**Directions**
Find the word "TradingView" in the material below and gather every line that contains it.

Records about charts and figures:

[start]

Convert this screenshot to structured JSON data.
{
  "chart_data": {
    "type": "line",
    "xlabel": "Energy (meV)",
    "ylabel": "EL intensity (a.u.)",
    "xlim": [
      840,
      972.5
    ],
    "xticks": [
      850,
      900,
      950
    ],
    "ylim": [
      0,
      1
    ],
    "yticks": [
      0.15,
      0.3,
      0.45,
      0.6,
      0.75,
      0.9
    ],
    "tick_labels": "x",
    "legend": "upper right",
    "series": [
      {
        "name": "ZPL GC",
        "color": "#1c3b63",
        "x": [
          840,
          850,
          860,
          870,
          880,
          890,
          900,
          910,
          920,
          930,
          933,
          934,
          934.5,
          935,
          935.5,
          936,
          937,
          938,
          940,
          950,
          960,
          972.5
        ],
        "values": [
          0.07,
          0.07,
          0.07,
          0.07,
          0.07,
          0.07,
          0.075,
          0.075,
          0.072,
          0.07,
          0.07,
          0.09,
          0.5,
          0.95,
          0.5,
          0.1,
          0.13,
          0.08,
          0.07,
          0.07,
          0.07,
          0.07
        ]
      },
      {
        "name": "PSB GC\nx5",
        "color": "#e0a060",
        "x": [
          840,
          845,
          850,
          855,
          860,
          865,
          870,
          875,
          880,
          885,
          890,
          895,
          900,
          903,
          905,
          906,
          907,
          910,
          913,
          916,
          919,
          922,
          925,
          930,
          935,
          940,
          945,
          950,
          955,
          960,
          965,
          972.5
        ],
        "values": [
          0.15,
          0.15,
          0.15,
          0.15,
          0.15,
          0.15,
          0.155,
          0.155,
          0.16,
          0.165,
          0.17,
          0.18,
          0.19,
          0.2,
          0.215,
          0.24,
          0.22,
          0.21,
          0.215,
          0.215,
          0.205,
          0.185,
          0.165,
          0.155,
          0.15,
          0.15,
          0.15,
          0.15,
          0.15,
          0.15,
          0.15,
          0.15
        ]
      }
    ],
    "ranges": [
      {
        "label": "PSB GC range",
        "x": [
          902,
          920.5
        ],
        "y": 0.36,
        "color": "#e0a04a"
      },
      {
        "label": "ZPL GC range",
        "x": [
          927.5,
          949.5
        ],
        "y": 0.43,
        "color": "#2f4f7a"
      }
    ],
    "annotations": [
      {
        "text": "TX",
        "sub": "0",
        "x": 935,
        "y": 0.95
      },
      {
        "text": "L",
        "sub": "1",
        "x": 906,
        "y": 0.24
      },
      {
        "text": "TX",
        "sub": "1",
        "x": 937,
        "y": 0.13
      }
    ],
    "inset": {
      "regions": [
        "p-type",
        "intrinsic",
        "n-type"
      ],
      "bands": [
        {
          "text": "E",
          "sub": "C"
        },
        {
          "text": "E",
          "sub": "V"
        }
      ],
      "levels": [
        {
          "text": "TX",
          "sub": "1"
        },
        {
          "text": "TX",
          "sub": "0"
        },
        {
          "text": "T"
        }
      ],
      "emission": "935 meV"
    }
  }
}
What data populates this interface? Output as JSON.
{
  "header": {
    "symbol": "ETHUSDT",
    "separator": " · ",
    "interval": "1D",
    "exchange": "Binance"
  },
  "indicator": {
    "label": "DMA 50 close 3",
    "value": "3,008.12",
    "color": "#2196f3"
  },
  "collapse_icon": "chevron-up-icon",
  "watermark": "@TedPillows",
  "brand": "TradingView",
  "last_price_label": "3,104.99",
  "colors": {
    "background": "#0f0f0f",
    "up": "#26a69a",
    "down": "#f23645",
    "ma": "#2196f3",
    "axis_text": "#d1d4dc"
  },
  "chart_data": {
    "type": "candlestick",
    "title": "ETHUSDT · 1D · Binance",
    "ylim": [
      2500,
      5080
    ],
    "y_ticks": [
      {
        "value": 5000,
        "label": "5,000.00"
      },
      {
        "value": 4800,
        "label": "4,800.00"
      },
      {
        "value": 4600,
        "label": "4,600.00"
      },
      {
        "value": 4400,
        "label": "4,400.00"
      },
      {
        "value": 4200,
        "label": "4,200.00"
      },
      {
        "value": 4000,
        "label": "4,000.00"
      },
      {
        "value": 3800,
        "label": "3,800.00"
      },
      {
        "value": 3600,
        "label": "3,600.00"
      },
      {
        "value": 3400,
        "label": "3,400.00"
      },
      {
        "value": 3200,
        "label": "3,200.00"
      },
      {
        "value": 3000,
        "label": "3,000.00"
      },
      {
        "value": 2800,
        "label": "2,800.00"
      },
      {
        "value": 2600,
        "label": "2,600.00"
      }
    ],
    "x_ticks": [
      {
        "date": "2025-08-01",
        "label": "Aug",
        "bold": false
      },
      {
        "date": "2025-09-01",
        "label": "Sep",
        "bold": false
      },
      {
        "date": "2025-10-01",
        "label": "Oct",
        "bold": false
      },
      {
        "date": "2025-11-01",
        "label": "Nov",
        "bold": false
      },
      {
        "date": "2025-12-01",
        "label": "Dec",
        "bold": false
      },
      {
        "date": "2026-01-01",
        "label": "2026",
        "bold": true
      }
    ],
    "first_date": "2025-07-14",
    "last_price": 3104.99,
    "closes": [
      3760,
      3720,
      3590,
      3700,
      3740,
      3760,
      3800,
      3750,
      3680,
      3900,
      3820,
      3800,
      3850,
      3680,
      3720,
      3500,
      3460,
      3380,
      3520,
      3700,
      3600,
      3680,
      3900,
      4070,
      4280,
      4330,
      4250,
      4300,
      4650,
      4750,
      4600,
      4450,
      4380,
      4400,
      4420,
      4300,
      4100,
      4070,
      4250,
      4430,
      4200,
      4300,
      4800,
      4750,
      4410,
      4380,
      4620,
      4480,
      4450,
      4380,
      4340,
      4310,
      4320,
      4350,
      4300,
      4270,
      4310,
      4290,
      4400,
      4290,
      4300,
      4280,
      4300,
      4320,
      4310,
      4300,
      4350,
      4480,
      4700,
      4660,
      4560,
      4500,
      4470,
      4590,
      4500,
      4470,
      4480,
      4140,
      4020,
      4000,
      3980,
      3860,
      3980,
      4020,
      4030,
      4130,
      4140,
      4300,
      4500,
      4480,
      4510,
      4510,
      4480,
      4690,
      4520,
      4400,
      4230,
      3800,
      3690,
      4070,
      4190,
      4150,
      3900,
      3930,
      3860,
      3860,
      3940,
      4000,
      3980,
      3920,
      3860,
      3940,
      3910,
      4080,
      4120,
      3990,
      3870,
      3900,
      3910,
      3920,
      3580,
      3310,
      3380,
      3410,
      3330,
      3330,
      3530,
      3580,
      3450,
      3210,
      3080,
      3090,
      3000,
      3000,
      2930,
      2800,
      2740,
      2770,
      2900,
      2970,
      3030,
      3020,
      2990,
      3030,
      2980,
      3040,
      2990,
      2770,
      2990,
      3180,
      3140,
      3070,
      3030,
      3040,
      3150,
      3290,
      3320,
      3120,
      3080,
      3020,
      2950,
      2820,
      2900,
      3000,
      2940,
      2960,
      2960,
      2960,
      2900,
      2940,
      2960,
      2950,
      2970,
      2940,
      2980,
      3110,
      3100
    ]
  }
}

[end]
[start]

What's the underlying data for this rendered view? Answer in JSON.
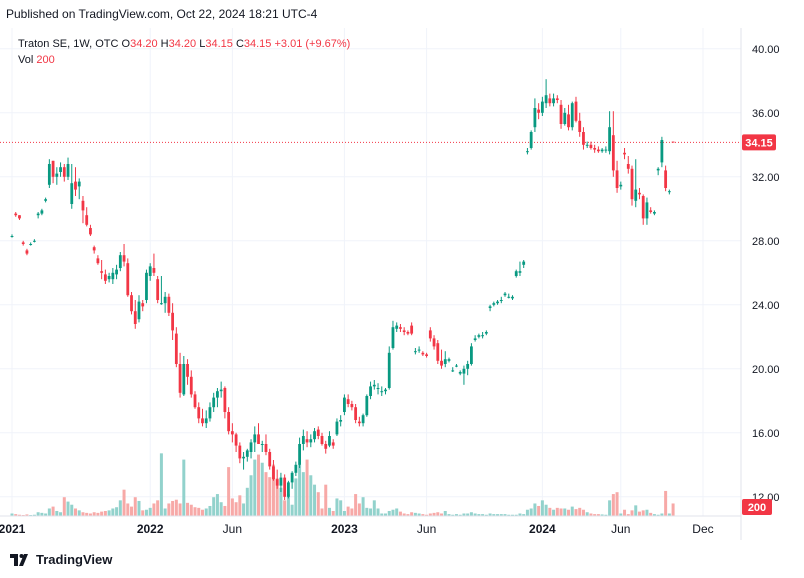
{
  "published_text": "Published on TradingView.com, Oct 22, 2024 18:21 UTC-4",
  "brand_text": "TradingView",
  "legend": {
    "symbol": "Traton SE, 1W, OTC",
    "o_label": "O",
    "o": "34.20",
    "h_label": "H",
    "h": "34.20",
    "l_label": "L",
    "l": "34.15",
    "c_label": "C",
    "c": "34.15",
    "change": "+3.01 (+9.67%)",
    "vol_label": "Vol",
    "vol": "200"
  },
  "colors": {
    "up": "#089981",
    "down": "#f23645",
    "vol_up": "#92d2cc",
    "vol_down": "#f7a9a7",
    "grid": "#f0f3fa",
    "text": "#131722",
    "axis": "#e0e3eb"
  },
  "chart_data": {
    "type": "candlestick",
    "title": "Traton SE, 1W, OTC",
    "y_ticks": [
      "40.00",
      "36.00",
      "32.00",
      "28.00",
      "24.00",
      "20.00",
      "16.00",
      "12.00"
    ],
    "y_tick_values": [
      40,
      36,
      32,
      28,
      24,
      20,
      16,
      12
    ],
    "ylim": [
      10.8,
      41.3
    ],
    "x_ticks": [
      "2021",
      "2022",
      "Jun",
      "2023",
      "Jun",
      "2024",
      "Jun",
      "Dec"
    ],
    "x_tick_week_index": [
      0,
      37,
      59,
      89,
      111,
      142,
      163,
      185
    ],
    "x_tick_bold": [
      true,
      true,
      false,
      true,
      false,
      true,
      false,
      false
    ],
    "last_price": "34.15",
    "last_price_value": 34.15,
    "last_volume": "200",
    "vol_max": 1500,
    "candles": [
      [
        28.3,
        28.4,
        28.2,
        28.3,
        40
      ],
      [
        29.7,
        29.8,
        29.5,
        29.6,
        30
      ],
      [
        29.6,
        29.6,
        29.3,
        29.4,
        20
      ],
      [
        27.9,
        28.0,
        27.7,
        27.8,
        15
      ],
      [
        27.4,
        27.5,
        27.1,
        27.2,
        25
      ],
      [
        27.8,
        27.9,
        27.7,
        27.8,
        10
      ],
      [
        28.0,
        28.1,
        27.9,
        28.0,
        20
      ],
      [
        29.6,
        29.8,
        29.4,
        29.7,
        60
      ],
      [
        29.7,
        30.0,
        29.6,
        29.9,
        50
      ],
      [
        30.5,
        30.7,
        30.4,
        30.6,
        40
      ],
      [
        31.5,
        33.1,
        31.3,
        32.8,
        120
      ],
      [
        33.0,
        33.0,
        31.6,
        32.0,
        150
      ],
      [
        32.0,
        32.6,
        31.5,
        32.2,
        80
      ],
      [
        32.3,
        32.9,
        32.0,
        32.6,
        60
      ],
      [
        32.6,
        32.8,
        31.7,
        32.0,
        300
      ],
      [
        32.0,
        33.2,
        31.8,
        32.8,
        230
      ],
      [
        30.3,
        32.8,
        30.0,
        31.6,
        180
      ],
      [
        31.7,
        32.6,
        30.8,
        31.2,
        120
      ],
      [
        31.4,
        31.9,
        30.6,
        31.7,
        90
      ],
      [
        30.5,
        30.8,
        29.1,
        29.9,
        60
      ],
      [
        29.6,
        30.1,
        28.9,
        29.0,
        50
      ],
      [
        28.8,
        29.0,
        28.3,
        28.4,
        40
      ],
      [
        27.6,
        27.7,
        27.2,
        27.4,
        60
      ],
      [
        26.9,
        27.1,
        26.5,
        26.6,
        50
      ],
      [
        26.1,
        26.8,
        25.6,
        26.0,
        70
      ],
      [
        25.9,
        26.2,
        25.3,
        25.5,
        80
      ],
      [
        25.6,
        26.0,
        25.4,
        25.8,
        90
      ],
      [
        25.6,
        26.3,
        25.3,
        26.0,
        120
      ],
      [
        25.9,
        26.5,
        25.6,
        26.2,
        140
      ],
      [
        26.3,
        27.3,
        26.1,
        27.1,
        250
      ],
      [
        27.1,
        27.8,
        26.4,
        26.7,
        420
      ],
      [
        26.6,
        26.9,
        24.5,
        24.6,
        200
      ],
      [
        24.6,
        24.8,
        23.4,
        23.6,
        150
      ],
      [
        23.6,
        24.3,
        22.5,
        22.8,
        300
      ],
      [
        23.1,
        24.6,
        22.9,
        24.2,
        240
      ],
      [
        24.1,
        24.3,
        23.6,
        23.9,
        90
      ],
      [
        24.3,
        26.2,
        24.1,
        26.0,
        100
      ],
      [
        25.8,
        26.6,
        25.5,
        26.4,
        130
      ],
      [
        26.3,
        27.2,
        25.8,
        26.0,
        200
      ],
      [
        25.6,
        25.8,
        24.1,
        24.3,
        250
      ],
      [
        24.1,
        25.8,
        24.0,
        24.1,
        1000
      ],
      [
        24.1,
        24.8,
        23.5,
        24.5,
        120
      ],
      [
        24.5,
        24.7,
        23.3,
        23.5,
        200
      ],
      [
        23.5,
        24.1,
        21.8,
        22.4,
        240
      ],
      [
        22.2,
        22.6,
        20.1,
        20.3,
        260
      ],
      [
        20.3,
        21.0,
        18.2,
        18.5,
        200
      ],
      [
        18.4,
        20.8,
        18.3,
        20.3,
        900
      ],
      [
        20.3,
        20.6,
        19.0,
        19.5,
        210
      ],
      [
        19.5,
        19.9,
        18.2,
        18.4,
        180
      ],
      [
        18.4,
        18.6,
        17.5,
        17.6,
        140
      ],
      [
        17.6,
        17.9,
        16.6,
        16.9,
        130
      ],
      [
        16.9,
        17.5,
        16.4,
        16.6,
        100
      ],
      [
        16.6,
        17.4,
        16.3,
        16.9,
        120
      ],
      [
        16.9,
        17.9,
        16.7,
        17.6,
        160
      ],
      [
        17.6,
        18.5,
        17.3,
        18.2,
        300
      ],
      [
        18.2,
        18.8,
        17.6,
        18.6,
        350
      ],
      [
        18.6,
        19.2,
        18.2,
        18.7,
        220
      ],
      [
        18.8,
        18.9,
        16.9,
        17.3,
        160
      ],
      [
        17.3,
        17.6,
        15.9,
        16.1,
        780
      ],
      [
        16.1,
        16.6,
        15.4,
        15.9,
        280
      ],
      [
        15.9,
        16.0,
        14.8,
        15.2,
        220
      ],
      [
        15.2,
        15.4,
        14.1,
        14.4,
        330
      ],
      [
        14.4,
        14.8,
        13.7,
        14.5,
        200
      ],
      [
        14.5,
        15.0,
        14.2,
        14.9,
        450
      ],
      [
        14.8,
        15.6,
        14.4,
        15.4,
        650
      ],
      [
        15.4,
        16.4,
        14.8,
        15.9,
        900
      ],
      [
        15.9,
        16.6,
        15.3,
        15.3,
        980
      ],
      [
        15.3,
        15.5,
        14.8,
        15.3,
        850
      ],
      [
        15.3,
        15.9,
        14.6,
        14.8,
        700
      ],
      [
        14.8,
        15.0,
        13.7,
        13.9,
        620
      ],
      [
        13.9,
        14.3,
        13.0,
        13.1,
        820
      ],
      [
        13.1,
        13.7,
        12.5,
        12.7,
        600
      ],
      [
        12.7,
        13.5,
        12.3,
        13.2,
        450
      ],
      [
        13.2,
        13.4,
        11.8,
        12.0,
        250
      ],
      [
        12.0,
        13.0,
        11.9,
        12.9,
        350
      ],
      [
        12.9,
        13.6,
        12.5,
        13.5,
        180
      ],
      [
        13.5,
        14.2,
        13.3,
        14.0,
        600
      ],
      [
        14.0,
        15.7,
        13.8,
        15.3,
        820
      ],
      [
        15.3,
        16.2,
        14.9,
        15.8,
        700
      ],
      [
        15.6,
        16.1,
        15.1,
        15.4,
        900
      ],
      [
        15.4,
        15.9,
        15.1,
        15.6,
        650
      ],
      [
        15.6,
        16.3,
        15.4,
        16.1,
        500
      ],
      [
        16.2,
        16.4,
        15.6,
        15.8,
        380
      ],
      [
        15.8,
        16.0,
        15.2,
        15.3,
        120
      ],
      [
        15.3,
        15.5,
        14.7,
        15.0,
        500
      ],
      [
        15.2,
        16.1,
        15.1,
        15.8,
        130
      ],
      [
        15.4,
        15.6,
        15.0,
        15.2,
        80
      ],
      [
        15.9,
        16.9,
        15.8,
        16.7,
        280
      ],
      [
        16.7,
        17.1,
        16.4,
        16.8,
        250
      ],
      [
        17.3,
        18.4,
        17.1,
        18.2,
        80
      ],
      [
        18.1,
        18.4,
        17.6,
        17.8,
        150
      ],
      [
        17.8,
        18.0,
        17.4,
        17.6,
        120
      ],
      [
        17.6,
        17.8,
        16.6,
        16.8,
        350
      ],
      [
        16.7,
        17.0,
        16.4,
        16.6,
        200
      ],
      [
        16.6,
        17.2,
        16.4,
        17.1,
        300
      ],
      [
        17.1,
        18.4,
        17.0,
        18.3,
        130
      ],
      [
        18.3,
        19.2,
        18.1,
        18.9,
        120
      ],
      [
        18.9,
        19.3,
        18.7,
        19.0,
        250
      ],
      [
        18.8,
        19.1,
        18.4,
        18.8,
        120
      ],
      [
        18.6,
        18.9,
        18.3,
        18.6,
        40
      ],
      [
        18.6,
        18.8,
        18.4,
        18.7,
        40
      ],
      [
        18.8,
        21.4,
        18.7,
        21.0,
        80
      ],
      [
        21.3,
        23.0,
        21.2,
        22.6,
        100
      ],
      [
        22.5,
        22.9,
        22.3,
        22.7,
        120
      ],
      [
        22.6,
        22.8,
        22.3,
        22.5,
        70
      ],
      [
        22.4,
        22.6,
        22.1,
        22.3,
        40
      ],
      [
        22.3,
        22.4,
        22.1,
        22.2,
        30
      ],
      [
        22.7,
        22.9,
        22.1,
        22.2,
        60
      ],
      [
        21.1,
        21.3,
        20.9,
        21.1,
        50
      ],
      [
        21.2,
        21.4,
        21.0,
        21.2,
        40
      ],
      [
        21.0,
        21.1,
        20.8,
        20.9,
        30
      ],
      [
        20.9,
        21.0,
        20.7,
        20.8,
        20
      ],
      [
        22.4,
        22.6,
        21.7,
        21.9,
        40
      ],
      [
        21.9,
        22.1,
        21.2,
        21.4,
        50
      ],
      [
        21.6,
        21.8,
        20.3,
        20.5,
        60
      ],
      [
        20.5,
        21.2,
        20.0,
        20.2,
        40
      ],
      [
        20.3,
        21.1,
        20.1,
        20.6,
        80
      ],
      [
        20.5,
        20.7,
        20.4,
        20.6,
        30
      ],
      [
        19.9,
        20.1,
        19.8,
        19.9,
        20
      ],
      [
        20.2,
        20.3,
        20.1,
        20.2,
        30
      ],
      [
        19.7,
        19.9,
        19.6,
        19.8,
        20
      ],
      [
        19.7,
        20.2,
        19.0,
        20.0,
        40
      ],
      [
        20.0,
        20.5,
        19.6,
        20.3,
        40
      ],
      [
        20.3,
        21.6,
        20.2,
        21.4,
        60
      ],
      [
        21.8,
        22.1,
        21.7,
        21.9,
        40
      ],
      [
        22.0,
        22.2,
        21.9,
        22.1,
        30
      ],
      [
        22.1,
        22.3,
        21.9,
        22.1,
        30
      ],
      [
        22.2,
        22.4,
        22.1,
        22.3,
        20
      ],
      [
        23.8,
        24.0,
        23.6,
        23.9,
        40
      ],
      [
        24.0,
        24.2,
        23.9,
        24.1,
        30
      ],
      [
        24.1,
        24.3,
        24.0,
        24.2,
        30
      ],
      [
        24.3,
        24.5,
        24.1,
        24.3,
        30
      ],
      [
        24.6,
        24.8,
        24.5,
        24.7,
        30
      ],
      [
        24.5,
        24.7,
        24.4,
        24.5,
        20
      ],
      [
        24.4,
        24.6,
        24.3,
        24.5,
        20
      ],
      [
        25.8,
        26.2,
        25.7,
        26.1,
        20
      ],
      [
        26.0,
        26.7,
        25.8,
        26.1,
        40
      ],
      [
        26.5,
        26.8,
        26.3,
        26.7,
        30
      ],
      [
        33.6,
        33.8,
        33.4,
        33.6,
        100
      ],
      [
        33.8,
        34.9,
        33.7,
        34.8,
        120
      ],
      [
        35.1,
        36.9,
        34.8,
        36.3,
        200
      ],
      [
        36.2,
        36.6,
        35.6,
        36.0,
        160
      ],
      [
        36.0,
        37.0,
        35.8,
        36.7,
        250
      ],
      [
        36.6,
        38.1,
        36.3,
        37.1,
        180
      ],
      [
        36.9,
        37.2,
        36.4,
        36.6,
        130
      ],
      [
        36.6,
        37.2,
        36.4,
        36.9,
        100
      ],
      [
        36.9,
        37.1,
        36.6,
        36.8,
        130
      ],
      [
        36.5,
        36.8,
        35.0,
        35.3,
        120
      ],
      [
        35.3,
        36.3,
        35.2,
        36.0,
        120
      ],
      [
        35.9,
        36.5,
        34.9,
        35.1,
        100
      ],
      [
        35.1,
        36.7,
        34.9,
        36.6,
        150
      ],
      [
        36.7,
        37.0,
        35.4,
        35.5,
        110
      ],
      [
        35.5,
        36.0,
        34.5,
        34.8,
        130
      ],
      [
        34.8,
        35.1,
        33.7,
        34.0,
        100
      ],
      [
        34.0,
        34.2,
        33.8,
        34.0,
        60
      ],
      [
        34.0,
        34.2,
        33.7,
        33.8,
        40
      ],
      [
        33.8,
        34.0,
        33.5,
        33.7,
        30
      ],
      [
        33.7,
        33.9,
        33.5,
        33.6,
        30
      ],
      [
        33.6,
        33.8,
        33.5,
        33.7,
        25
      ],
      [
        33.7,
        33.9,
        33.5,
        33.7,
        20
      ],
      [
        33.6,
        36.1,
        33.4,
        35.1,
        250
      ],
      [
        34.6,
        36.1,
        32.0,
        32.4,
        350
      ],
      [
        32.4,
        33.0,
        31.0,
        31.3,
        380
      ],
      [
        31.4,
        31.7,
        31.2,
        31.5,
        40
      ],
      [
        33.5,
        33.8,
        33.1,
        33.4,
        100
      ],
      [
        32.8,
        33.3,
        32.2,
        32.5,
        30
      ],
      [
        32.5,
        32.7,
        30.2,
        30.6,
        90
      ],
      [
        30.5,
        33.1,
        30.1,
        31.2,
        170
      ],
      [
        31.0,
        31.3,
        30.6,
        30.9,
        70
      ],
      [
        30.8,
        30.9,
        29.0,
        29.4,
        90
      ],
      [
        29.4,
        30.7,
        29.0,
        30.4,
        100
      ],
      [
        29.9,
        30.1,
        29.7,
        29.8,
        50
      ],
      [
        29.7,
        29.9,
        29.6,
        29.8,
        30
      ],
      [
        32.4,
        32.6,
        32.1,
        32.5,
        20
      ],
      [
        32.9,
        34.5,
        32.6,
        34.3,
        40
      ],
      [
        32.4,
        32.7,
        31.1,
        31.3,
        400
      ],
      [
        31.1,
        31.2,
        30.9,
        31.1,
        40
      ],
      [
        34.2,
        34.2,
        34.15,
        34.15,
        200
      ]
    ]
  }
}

[end]

**Written solution**
  "brand": "TradingView",
  "published_text": "Published on TradingView.com, Oct 22, 2024 18:21 UTC-4",
  "brand_text": "TradingView",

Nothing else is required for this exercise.